__Job__: Give the data below again exactly as written, without its pictures.

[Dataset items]

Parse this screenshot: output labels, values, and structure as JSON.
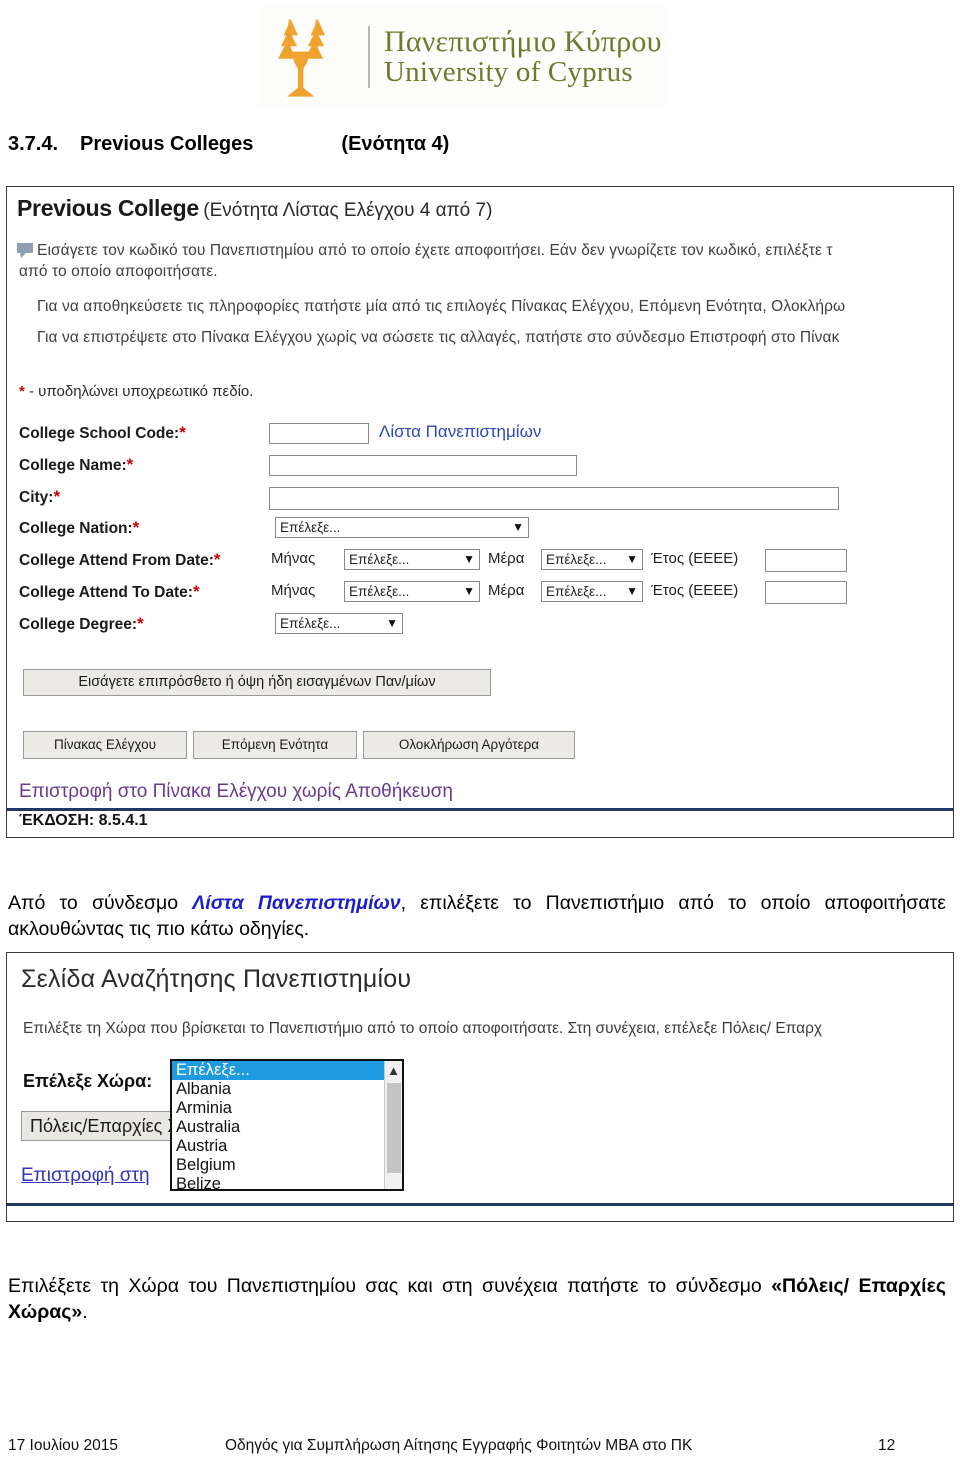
{
  "logo": {
    "greek_name": "Πανεπιστήμιο Κύπρου",
    "english_name": "University of Cyprus",
    "icon": "ucy-tree-logo"
  },
  "section_heading": {
    "number": "3.7.4.",
    "title": "Previous Colleges",
    "parenthetical": "(Ενότητα 4)"
  },
  "screenshot_form": {
    "title_bold": "Previous College",
    "title_rest": "(Ενότητα Λίστας Ελέγχου 4 από 7)",
    "instructions": [
      "Εισάγετε τον κωδικό του Πανεπιστημίου από το οποίο έχετε αποφοιτήσει. Εάν δεν γνωρίζετε τον κωδικό, επιλέξτε τ",
      "από το οποίο αποφοιτήσατε.",
      "Για να αποθηκεύσετε τις πληροφορίες πατήστε μία από τις επιλογές Πίνακας Ελέγχου, Επόμενη Ενότητα, Ολοκλήρω",
      "Για να επιστρέψετε στο Πίνακα Ελέγχου χωρίς να σώσετε τις αλλαγές, πατήστε στο σύνδεσμο Επιστροφή στο Πίνακ"
    ],
    "required_note": "- υποδηλώνει υποχρεωτικό πεδίο.",
    "required_marker": "*",
    "fields": [
      {
        "label": "College School Code:",
        "required": true,
        "control": "text",
        "value": ""
      },
      {
        "label": "College Name:",
        "required": true,
        "control": "text",
        "value": ""
      },
      {
        "label": "City:",
        "required": true,
        "control": "text",
        "value": ""
      },
      {
        "label": "College Nation:",
        "required": true,
        "control": "select",
        "value": "Επέλεξε..."
      },
      {
        "label": "College Attend From Date:",
        "required": true,
        "control": "date"
      },
      {
        "label": "College Attend To Date:",
        "required": true,
        "control": "date"
      },
      {
        "label": "College Degree:",
        "required": true,
        "control": "select",
        "value": "Επέλεξε..."
      }
    ],
    "school_code_link": "Λίστα Πανεπιστημίων",
    "date_parts": {
      "month_label": "Μήνας",
      "month_value": "Επέλεξε...",
      "day_label": "Μέρα",
      "day_value": "Επέλεξε...",
      "year_label": "Έτος (ΕΕΕΕ)",
      "year_value": ""
    },
    "add_more_button": "Εισάγετε επιπρόσθετο ή όψη ήδη εισαγμένων Παν/μίων",
    "buttons": [
      "Πίνακας Ελέγχου",
      "Επόμενη Ενότητα",
      "Ολοκλήρωση Αργότερα"
    ],
    "return_link": "Επιστροφή στο Πίνακα Ελέγχου χωρίς Αποθήκευση",
    "version": "ΈΚΔΟΣΗ: 8.5.4.1"
  },
  "middle_paragraph": {
    "before": "Από το σύνδεσμο ",
    "link": "Λίστα Πανεπιστημίων",
    "after": ", επιλέξετε το Πανεπιστήμιο από το οποίο αποφοιτήσατε ακλουθώντας τις πιο κάτω οδηγίες."
  },
  "screenshot_search": {
    "title": "Σελίδα Αναζήτησης Πανεπιστημίου",
    "instruction": "Επιλέξτε τη Χώρα που βρίσκεται το Πανεπιστήμιο από το οποίο αποφοιτήσατε. Στη συνέχεια, επέλεξε Πόλεις/ Επαρχ",
    "country_label": "Επέλεξε Χώρα:",
    "dropdown_options": [
      "Επέλεξε...",
      "Albania",
      "Arminia",
      "Australia",
      "Austria",
      "Belgium",
      "Belize"
    ],
    "dropdown_selected_index": 0,
    "cities_button": "Πόλεις/Επαρχίες Χώρας",
    "back_link": "Επιστροφή στη"
  },
  "bottom_paragraph": {
    "text_before": "Επιλέξετε τη Χώρα του Πανεπιστημίου σας και στη συνέχεια πατήστε το σύνδεσμο ",
    "bold_text": "«Πόλεις/ Επαρχίες Χώρας»",
    "text_after": "."
  },
  "footer": {
    "date": "17 Ιουλίου 2015",
    "title": "Οδηγός  για Συμπλήρωση Αίτησης Εγγραφής Φοιτητών ΜΒΑ στο ΠΚ",
    "page": "12"
  },
  "colors": {
    "logo_green": "#6f7a2e",
    "logo_orange": "#f0a32e",
    "required_red": "#cc0000",
    "link_blue": "#2f48b8",
    "link_purple": "#6b3b8f",
    "rule_navy": "#1f3864",
    "highlight_blue": "#1e9ae0"
  }
}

__Result__:
Parse this screenshot: output labels, values, and structure as JSON.
{
  "logo": {
    "greek_name": "Πανεπιστήμιο Κύπρου",
    "english_name": "University of Cyprus",
    "icon": "ucy-tree-logo"
  },
  "section_heading": {
    "number": "3.7.4.",
    "title": "Previous Colleges",
    "parenthetical": "(Ενότητα 4)"
  },
  "screenshot_form": {
    "title_bold": "Previous College",
    "title_rest": "(Ενότητα Λίστας Ελέγχου 4 από 7)",
    "instructions": [
      "Εισάγετε τον κωδικό του Πανεπιστημίου από το οποίο έχετε αποφοιτήσει. Εάν δεν γνωρίζετε τον κωδικό, επιλέξτε τ",
      "από το οποίο αποφοιτήσατε.",
      "Για να αποθηκεύσετε τις πληροφορίες πατήστε μία από τις επιλογές Πίνακας Ελέγχου, Επόμενη Ενότητα, Ολοκλήρω",
      "Για να επιστρέψετε στο Πίνακα Ελέγχου χωρίς να σώσετε τις αλλαγές, πατήστε στο σύνδεσμο Επιστροφή στο Πίνακ"
    ],
    "required_note": "- υποδηλώνει υποχρεωτικό πεδίο.",
    "required_marker": "*",
    "fields": [
      {
        "label": "College School Code:",
        "required": true,
        "control": "text",
        "value": ""
      },
      {
        "label": "College Name:",
        "required": true,
        "control": "text",
        "value": ""
      },
      {
        "label": "City:",
        "required": true,
        "control": "text",
        "value": ""
      },
      {
        "label": "College Nation:",
        "required": true,
        "control": "select",
        "value": "Επέλεξε..."
      },
      {
        "label": "College Attend From Date:",
        "required": true,
        "control": "date"
      },
      {
        "label": "College Attend To Date:",
        "required": true,
        "control": "date"
      },
      {
        "label": "College Degree:",
        "required": true,
        "control": "select",
        "value": "Επέλεξε..."
      }
    ],
    "school_code_link": "Λίστα Πανεπιστημίων",
    "date_parts": {
      "month_label": "Μήνας",
      "month_value": "Επέλεξε...",
      "day_label": "Μέρα",
      "day_value": "Επέλεξε...",
      "year_label": "Έτος (ΕΕΕΕ)",
      "year_value": ""
    },
    "add_more_button": "Εισάγετε επιπρόσθετο ή όψη ήδη εισαγμένων Παν/μίων",
    "buttons": [
      "Πίνακας Ελέγχου",
      "Επόμενη Ενότητα",
      "Ολοκλήρωση Αργότερα"
    ],
    "return_link": "Επιστροφή στο Πίνακα Ελέγχου χωρίς Αποθήκευση",
    "version": "ΈΚΔΟΣΗ: 8.5.4.1"
  },
  "middle_paragraph": {
    "before": "Από το σύνδεσμο ",
    "link": "Λίστα Πανεπιστημίων",
    "after": ", επιλέξετε το Πανεπιστήμιο από το οποίο αποφοιτήσατε ακλουθώντας τις πιο κάτω οδηγίες."
  },
  "screenshot_search": {
    "title": "Σελίδα Αναζήτησης Πανεπιστημίου",
    "instruction": "Επιλέξτε τη Χώρα που βρίσκεται το Πανεπιστήμιο από το οποίο αποφοιτήσατε. Στη συνέχεια, επέλεξε Πόλεις/ Επαρχ",
    "country_label": "Επέλεξε Χώρα:",
    "dropdown_options": [
      "Επέλεξε...",
      "Albania",
      "Arminia",
      "Australia",
      "Austria",
      "Belgium",
      "Belize"
    ],
    "dropdown_selected_index": 0,
    "cities_button": "Πόλεις/Επαρχίες Χώρας",
    "back_link": "Επιστροφή στη"
  },
  "bottom_paragraph": {
    "text_before": "Επιλέξετε τη Χώρα του Πανεπιστημίου σας και στη συνέχεια πατήστε το σύνδεσμο ",
    "bold_text": "«Πόλεις/ Επαρχίες Χώρας»",
    "text_after": "."
  },
  "footer": {
    "date": "17 Ιουλίου 2015",
    "title": "Οδηγός  για Συμπλήρωση Αίτησης Εγγραφής Φοιτητών ΜΒΑ στο ΠΚ",
    "page": "12"
  },
  "colors": {
    "logo_green": "#6f7a2e",
    "logo_orange": "#f0a32e",
    "required_red": "#cc0000",
    "link_blue": "#2f48b8",
    "link_purple": "#6b3b8f",
    "rule_navy": "#1f3864",
    "highlight_blue": "#1e9ae0"
  }
}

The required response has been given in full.